** Begin READING PASSAGE **

Good job! Now we're ready to get down to business 💪

### Starting Jupyter Lab:
- Seriously, make sure you save that env file. 
- pipenv users can just run `pipenv run jupyter lab` to fire up jupyter lab. pipenv will load up your credential for you and all will be well
- if this is scary, you can ignore the `.env` file and just paste your credential in plaintext directly in this notebook -- but you should feel bad about your craftsmanship.


*One last note* -- you definitely don't have the weather data that I have in your warehouse. It's just an example. Connect to whatever data you want to.

Happy building! 🧊

In [None]:
import os, time

from pyiceberg.catalog import load_catalog
import polars as pl

# You'll need a tabular credential. Member credential or service account will work fine
TABULAR_CREDENTIAL       = os.environ['TABULAR_CREDENTIAL']
TABULAR_TARGET_WAREHOUSE = 'enterprise_data_warehouse' # replace this with your tabular warehouse name
TABULAR_CATALOG_URI      = 'https://api.tabular.io/ws' # unless you're a single tenant user, you don't need to change this

catalog_properties = {
    'uri':        TABULAR_CATALOG_URI,
    'credential': TABULAR_CREDENTIAL,
    'warehouse':  TABULAR_TARGET_WAREHOUSE
}
catalog = load_catalog(**catalog_properties)

In [40]:
# load the weather data 🌞
tbl = catalog.load_table("batch_raw.serverless_weather_raw")
df = pl.scan_iceberg(tbl).unnest('main')

# Get the average temp by city over the last couple hours
few_hours_ago = int(time.time() - 2*60*60) # 2 hours ago
df_indy = pl.SQLContext(frame=df).execute(
    f"""
    select 
        name as city, 
        avg(temp) as avg_recent_temp_f

    from frame

    where dt > {few_hours_ago}

    group by name
    """
)

print('Polars 🐻‍❄️ average temp by city over the last few hours:')
df_indy.collect()

Polars 🐻‍❄️ average temp by city over the last few hours:


city,avg_recent_temp_f
str,f64
"""New York""",37.430455
"""London""",45.571818
"""Sydney""",71.984762
"""Indianapolis""",44.572273
"""San Jose""",59.684545
"""St Louis""",53.871364
"""Tokyo""",61.255714
"""Paris""",46.866087
"""Nashville""",55.564091

** End READING PASSAGE **
** Begin GIVEN RECORDS **

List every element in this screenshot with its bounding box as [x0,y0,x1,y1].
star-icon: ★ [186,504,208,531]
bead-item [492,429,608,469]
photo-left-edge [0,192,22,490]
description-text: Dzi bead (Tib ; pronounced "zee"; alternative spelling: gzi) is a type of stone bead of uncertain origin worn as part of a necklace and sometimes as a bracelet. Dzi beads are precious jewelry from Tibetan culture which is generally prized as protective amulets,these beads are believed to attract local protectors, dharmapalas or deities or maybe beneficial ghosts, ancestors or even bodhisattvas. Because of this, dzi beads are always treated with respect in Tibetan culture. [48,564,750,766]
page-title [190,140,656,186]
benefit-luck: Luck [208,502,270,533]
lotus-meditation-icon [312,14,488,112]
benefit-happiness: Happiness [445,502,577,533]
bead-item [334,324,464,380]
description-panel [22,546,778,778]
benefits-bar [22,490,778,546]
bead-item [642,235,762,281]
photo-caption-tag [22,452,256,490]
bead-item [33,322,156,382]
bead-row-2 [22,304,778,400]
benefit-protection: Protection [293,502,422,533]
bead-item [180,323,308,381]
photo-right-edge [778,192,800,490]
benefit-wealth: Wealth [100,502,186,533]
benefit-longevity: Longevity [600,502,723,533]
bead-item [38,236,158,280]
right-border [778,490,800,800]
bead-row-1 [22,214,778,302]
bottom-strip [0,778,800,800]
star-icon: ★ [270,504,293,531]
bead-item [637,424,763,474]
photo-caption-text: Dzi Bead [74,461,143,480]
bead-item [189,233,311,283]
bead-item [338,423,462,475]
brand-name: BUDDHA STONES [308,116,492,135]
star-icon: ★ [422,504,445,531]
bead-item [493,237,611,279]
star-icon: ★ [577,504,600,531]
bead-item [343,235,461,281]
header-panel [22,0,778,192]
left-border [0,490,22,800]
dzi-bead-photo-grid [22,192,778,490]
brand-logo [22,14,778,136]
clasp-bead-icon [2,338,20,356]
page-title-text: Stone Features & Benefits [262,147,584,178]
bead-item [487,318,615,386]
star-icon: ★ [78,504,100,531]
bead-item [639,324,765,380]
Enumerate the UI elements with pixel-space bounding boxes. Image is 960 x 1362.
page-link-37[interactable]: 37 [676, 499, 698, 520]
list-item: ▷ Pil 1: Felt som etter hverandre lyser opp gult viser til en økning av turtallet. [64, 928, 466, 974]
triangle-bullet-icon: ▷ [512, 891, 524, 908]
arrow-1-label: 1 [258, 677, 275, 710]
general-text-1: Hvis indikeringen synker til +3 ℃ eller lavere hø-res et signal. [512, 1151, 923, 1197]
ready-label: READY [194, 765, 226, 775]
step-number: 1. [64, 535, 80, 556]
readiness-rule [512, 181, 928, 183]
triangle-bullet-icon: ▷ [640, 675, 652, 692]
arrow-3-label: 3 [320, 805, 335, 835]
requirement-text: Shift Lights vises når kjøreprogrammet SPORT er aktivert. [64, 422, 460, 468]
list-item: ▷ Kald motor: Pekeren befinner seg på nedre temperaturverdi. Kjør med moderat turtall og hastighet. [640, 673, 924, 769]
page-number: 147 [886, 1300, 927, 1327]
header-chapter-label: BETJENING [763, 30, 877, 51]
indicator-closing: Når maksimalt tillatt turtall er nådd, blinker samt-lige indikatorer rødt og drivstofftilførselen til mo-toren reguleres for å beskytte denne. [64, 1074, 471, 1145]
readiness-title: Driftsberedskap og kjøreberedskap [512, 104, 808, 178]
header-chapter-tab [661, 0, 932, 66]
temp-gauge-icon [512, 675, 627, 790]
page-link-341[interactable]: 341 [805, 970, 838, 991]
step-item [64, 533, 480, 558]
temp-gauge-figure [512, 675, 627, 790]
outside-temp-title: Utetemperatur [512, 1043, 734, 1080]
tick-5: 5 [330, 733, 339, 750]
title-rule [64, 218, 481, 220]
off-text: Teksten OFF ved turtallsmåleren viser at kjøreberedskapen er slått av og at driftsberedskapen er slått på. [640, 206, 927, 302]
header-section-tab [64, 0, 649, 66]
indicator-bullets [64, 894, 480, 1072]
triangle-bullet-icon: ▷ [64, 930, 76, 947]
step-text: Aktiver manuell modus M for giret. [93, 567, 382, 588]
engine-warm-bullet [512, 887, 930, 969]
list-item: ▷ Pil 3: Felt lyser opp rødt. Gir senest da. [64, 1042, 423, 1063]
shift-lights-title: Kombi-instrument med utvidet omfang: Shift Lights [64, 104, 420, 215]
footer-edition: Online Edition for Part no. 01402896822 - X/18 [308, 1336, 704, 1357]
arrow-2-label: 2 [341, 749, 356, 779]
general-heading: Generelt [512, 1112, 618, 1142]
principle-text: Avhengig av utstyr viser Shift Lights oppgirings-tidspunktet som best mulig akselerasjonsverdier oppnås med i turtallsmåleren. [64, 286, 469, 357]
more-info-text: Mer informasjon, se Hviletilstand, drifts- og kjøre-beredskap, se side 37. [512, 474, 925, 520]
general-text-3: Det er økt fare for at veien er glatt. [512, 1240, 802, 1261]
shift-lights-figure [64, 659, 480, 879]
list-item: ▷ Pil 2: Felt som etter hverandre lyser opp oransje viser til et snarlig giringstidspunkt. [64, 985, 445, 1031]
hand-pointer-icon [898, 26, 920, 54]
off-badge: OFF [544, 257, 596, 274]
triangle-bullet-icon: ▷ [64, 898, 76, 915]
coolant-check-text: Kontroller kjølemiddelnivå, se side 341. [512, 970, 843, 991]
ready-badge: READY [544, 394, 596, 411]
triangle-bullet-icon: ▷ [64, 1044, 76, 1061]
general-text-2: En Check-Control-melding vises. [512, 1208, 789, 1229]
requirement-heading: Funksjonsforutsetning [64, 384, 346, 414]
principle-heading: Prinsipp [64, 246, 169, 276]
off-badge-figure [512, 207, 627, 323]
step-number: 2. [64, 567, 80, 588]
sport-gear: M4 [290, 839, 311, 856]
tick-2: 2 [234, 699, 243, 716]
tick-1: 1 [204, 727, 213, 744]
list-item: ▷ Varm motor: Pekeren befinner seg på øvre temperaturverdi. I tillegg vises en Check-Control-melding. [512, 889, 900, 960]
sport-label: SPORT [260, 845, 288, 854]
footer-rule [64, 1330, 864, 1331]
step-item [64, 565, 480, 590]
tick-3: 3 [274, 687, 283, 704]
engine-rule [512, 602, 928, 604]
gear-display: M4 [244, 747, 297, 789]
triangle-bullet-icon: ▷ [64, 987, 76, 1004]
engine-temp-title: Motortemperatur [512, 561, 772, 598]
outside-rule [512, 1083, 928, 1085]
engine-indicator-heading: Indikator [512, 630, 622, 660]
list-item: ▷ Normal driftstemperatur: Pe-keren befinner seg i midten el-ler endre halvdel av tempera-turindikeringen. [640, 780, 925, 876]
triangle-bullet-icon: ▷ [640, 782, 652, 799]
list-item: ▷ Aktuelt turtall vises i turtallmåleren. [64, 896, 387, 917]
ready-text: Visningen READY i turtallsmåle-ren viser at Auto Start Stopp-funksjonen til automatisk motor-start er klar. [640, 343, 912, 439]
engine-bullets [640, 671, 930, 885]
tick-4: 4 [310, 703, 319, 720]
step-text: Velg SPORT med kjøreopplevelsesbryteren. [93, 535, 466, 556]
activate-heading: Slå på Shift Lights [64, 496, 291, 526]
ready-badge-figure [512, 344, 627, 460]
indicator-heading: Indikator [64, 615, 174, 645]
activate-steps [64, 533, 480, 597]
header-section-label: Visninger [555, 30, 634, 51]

** End GIVEN RECORDS **

__EXERCISES__:
1. Answer these questions about the notebook text:
(a) Which command starts Jupyter Lab for pipenv users?
(b) What value is assigned to TABULAR_CATALOG_URI?
(c) Which table does the code load for the weather data?
2. Extract lines from the Data items listing without any changes. Begin at its first line, and stop after the line that contains "bead-item [637,424,763,474]".

__RESPONSES BY TASK__:
1.
(a) `pipenv run jupyter lab`
(b) 'https://api.tabular.io/ws'
(c) batch_raw.serverless_weather_raw

2.
List every element in this screenshot with its bounding box as [x0,y0,x1,y1].
star-icon: ★ [186,504,208,531]
bead-item [492,429,608,469]
photo-left-edge [0,192,22,490]
description-text: Dzi bead (Tib ; pronounced "zee"; alternative spelling: gzi) is a type of stone bead of uncertain origin worn as part of a necklace and sometimes as a bracelet. Dzi beads are precious jewelry from Tibetan culture which is generally prized as protective amulets,these beads are believed to attract local protectors, dharmapalas or deities or maybe beneficial ghosts, ancestors or even bodhisattvas. Because of this, dzi beads are always treated with respect in Tibetan culture. [48,564,750,766]
page-title [190,140,656,186]
benefit-luck: Luck [208,502,270,533]
lotus-meditation-icon [312,14,488,112]
benefit-happiness: Happiness [445,502,577,533]
bead-item [334,324,464,380]
description-panel [22,546,778,778]
benefits-bar [22,490,778,546]
bead-item [642,235,762,281]
photo-caption-tag [22,452,256,490]
bead-item [33,322,156,382]
bead-row-2 [22,304,778,400]
benefit-protection: Protection [293,502,422,533]
bead-item [180,323,308,381]
photo-right-edge [778,192,800,490]
benefit-wealth: Wealth [100,502,186,533]
benefit-longevity: Longevity [600,502,723,533]
bead-item [38,236,158,280]
right-border [778,490,800,800]
bead-row-1 [22,214,778,302]
bottom-strip [0,778,800,800]
star-icon: ★ [270,504,293,531]
bead-item [637,424,763,474]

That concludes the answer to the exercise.